• INPUT RECORDS
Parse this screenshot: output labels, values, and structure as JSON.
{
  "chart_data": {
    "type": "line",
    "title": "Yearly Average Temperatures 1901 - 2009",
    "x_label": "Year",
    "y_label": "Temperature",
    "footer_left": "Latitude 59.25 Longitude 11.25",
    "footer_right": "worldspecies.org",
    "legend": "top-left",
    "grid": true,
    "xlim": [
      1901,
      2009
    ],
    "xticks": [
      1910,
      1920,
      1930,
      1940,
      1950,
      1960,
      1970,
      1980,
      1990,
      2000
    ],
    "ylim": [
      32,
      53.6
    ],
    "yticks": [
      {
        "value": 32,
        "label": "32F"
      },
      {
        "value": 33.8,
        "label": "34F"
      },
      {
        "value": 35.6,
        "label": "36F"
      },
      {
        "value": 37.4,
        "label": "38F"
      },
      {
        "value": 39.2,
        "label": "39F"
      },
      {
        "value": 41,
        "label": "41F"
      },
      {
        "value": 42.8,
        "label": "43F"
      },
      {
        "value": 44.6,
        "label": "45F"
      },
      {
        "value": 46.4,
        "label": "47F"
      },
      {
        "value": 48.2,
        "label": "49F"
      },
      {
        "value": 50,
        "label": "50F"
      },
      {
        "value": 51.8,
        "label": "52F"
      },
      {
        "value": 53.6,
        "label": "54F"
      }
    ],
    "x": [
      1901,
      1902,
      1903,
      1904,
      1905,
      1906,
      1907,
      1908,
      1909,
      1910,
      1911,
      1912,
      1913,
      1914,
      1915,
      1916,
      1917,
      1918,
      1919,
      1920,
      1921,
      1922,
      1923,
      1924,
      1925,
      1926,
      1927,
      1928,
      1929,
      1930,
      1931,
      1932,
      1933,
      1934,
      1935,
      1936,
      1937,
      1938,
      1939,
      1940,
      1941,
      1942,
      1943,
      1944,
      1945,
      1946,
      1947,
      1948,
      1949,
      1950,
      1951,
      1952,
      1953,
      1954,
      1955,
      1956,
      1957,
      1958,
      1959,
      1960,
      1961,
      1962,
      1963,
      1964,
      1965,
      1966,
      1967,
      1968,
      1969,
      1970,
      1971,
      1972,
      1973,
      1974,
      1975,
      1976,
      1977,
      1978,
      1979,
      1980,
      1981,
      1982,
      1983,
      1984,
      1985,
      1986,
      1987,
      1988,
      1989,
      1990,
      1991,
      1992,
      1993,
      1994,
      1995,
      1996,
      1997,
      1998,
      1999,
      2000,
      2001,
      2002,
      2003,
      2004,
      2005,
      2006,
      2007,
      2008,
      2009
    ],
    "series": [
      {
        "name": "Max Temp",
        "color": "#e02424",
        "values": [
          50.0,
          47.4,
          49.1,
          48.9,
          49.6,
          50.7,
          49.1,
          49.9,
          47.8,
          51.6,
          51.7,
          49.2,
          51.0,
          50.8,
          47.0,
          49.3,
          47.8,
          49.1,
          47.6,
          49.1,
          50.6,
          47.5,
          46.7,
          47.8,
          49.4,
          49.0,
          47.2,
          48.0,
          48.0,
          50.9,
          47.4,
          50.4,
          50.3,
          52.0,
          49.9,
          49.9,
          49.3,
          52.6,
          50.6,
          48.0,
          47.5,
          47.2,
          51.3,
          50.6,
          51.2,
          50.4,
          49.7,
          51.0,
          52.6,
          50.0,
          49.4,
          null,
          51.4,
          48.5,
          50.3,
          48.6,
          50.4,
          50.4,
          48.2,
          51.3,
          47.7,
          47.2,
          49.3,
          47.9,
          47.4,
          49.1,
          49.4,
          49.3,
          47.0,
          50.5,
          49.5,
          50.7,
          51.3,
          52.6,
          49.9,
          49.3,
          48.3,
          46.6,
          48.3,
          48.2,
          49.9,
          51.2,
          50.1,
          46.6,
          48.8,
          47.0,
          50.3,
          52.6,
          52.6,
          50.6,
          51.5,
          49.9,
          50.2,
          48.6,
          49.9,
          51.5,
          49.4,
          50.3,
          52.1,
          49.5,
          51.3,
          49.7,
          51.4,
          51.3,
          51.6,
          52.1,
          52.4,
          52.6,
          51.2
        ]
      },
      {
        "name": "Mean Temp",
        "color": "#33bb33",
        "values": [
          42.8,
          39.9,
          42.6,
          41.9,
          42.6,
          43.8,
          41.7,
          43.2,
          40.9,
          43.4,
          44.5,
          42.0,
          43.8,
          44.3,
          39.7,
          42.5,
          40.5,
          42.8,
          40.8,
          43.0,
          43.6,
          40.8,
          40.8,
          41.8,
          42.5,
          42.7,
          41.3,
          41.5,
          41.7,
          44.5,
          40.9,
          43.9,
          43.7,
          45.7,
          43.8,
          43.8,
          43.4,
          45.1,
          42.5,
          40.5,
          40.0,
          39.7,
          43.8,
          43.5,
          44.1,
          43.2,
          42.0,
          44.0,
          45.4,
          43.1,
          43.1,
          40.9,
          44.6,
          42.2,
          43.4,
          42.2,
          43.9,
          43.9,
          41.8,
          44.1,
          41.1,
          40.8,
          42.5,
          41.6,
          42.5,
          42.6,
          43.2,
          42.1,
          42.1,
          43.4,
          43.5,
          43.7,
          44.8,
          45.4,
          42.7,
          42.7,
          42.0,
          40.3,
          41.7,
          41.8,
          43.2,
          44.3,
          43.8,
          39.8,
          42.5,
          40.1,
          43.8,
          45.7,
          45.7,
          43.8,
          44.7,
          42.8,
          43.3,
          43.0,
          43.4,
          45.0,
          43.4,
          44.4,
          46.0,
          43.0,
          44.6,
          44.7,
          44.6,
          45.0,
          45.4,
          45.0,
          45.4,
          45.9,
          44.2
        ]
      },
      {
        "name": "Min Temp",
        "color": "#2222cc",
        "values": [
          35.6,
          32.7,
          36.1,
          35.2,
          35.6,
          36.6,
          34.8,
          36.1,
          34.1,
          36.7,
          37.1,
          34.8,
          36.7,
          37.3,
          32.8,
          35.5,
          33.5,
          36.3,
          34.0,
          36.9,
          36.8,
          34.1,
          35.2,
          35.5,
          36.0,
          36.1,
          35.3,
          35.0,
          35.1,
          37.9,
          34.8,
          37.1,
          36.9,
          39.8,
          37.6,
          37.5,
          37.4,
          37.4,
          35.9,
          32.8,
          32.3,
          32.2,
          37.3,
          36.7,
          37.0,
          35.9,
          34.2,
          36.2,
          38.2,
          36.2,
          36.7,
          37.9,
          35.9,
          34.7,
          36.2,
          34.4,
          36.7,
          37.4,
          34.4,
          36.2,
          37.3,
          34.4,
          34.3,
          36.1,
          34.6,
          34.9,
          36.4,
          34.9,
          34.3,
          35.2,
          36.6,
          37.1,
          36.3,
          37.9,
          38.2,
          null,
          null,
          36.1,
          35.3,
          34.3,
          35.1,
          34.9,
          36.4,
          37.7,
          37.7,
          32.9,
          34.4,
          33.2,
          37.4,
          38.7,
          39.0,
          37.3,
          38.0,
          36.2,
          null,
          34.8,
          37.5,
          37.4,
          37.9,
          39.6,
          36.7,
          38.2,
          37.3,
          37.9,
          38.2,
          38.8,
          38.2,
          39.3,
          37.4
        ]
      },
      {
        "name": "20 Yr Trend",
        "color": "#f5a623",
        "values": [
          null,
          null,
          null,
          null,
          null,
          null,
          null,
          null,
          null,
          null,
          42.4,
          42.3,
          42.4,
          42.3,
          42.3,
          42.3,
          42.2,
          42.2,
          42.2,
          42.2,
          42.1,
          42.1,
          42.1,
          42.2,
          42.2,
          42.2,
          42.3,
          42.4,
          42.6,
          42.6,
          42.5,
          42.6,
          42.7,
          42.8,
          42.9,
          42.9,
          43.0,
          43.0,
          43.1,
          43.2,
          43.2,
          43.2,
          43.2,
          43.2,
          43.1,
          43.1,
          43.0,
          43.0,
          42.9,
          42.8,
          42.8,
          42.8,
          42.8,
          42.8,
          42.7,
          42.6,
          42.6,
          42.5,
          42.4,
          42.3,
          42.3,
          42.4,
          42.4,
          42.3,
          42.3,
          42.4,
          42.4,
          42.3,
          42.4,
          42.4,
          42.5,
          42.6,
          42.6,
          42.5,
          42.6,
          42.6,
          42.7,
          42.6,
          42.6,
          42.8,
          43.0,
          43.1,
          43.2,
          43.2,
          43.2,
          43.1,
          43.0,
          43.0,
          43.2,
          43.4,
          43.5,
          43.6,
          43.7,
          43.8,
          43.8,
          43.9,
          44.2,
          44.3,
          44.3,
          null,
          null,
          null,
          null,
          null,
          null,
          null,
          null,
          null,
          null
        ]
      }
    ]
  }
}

• YOUR OBJECTIVE
Which lines contain "name"? Show each of them.

• REPLY
        "name": "Max Temp",
        "name": "Mean Temp",
        "name": "Min Temp",
        "name": "20 Yr Trend",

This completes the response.